- **RECORDS FOR THE EXERCISE**:
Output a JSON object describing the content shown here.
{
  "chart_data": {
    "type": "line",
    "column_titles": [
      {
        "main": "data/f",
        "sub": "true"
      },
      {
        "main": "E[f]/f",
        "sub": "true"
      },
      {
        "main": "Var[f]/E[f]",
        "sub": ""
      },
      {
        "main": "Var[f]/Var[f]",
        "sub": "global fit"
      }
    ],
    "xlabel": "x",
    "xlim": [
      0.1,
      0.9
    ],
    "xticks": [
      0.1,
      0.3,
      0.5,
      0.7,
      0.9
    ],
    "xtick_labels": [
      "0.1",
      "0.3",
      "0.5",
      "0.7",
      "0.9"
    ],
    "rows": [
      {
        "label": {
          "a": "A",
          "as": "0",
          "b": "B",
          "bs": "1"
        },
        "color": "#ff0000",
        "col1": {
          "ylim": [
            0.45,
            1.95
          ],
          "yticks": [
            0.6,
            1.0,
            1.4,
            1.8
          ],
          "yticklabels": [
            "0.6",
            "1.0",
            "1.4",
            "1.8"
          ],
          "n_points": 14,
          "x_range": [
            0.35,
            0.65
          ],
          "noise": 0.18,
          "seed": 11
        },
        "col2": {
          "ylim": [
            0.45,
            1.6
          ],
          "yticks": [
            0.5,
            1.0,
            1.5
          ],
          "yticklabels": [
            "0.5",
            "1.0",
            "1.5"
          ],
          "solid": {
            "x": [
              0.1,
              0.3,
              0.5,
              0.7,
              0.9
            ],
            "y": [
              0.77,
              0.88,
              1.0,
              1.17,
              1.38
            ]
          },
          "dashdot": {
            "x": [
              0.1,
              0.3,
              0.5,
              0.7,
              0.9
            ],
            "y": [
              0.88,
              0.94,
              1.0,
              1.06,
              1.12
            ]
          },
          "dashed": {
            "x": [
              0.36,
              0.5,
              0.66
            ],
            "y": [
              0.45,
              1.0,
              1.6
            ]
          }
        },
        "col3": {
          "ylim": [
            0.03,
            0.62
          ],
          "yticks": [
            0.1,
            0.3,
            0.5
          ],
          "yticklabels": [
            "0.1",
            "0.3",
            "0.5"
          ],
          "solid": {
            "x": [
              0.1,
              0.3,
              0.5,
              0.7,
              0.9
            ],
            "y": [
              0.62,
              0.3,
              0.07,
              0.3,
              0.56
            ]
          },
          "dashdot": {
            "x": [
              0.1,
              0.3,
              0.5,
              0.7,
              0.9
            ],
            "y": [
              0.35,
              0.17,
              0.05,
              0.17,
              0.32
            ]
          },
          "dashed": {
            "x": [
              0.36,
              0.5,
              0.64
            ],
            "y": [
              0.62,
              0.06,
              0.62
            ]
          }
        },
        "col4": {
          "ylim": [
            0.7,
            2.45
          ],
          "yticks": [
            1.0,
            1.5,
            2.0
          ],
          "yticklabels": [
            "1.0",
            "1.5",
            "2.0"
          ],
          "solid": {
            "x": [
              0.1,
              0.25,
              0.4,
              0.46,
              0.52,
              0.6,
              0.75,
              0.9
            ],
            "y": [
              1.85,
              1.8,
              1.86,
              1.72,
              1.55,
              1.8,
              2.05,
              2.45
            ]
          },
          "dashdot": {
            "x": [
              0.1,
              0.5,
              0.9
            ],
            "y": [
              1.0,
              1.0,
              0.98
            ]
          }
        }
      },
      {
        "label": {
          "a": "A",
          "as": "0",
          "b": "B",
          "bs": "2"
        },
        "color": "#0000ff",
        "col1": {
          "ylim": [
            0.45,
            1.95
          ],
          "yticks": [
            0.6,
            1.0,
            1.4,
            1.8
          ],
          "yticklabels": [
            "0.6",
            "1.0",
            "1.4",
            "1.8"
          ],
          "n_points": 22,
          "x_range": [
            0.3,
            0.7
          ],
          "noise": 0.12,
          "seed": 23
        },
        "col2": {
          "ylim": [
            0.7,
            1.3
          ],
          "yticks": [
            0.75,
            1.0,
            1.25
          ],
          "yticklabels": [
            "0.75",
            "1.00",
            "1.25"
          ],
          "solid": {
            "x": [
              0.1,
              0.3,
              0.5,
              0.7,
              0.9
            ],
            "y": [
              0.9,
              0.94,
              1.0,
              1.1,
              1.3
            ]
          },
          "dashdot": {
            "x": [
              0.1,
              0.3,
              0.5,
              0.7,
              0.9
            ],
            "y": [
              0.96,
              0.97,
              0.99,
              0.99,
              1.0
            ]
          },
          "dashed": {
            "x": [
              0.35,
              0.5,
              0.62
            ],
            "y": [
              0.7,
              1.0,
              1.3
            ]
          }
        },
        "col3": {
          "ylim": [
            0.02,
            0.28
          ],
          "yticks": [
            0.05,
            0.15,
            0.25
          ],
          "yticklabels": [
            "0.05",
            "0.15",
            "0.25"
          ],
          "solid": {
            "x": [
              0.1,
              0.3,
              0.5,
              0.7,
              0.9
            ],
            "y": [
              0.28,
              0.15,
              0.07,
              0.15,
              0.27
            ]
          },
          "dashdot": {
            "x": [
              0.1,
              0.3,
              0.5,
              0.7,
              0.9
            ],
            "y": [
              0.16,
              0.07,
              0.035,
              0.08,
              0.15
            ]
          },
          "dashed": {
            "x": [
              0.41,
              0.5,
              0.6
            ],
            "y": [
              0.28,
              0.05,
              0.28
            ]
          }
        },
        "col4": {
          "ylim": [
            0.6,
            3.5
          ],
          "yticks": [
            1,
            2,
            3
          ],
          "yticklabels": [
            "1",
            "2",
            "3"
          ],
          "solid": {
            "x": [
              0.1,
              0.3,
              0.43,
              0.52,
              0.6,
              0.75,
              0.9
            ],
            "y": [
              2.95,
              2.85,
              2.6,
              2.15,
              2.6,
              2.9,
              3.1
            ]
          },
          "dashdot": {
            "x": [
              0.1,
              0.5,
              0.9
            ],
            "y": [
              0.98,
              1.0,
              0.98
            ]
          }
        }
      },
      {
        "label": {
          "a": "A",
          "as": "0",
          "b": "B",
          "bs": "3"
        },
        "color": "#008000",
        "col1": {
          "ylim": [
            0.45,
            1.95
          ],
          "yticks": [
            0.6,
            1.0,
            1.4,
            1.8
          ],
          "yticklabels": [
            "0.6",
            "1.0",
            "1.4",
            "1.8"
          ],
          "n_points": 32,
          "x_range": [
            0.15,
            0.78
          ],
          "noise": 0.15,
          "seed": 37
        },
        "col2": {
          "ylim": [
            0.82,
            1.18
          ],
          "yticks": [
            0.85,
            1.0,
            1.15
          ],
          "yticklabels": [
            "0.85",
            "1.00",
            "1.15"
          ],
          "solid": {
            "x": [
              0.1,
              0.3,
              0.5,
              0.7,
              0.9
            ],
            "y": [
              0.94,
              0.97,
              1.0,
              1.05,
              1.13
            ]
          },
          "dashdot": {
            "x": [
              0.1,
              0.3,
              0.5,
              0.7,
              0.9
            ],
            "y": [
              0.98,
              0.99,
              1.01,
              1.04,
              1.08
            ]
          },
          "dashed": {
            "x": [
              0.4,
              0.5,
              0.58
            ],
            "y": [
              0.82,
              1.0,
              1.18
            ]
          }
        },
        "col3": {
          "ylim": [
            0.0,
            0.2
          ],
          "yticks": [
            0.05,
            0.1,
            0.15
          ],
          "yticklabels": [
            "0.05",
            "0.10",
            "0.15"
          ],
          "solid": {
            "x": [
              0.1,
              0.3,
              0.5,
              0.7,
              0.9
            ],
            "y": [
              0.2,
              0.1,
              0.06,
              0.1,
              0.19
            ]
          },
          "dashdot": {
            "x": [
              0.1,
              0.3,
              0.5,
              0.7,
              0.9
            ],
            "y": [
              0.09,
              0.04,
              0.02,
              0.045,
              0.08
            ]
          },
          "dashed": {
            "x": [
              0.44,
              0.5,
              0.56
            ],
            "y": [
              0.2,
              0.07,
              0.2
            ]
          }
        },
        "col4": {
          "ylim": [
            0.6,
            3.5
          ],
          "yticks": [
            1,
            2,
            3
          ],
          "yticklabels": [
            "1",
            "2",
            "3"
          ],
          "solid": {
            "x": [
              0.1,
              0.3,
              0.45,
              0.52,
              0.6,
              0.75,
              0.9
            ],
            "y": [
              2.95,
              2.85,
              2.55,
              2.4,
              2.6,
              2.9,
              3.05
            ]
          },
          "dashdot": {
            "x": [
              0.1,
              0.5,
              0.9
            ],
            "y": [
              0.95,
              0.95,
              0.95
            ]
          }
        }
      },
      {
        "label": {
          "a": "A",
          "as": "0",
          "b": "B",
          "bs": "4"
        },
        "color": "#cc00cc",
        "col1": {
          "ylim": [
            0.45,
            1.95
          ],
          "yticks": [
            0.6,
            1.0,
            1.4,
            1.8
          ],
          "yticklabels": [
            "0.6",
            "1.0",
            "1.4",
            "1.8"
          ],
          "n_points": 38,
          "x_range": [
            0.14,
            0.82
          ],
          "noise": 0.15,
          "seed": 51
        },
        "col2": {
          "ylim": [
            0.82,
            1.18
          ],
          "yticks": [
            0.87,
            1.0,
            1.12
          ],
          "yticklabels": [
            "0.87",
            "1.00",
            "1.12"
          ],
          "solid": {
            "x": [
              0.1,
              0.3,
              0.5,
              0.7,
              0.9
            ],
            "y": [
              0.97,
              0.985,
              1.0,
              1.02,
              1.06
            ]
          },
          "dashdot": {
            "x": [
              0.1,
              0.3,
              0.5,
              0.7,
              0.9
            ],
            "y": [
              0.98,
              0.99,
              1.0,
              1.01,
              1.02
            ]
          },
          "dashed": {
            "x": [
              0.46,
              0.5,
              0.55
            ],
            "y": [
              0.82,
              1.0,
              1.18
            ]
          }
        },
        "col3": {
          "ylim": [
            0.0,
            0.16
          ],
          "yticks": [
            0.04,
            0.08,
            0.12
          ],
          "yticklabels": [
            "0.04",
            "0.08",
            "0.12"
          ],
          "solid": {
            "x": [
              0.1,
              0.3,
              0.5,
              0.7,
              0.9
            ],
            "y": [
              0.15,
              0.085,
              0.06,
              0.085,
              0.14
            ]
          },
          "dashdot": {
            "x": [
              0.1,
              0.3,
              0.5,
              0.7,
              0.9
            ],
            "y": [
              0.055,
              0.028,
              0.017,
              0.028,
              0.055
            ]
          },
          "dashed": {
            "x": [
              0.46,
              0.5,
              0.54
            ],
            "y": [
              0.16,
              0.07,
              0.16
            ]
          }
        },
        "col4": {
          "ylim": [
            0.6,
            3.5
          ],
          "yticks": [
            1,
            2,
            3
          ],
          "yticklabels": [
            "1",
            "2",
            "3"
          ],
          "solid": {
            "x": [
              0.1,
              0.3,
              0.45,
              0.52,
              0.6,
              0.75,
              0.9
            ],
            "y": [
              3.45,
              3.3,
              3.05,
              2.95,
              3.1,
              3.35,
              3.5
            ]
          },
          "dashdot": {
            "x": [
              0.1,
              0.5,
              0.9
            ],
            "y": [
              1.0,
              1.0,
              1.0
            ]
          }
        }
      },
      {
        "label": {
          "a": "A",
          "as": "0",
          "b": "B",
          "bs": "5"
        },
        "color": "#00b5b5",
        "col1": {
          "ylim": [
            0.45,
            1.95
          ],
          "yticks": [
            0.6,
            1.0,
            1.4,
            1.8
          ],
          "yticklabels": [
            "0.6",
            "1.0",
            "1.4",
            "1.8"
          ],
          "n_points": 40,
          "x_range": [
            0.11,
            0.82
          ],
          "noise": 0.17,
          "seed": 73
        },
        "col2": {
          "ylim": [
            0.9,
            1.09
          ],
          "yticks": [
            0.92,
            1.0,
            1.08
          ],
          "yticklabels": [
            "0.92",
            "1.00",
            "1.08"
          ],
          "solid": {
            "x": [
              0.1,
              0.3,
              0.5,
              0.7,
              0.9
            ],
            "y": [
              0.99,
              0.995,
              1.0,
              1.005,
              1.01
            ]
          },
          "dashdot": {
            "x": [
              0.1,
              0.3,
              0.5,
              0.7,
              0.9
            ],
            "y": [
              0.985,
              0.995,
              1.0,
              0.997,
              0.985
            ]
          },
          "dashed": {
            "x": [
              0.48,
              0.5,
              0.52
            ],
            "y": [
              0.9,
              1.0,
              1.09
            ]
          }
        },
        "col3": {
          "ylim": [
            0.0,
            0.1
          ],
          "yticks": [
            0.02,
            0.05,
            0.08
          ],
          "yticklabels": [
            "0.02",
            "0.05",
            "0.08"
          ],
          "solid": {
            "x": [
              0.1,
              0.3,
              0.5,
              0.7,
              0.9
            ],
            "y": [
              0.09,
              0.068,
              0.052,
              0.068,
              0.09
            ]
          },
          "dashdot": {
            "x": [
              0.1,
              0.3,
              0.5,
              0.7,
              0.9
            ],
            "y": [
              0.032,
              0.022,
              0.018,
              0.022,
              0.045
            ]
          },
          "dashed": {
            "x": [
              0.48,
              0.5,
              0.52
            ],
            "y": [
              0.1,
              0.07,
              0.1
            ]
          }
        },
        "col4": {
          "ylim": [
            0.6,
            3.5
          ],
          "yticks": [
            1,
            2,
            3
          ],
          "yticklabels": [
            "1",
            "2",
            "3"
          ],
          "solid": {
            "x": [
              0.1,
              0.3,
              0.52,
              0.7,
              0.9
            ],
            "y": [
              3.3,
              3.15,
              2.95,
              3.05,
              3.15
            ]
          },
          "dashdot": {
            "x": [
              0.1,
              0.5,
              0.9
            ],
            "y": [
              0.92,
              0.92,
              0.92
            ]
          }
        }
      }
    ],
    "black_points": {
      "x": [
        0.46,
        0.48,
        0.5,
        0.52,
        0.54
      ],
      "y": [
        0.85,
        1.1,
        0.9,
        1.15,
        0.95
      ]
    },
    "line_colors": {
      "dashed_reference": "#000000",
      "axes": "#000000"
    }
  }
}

- **WHAT THE TASK REQUIRES**:
Check every line of the data above for the string "seed", and copy those that have it.

- **RESPONSE TO THE EXERCISE**:
          "seed": 11
          "seed": 23
          "seed": 37
          "seed": 51
          "seed": 73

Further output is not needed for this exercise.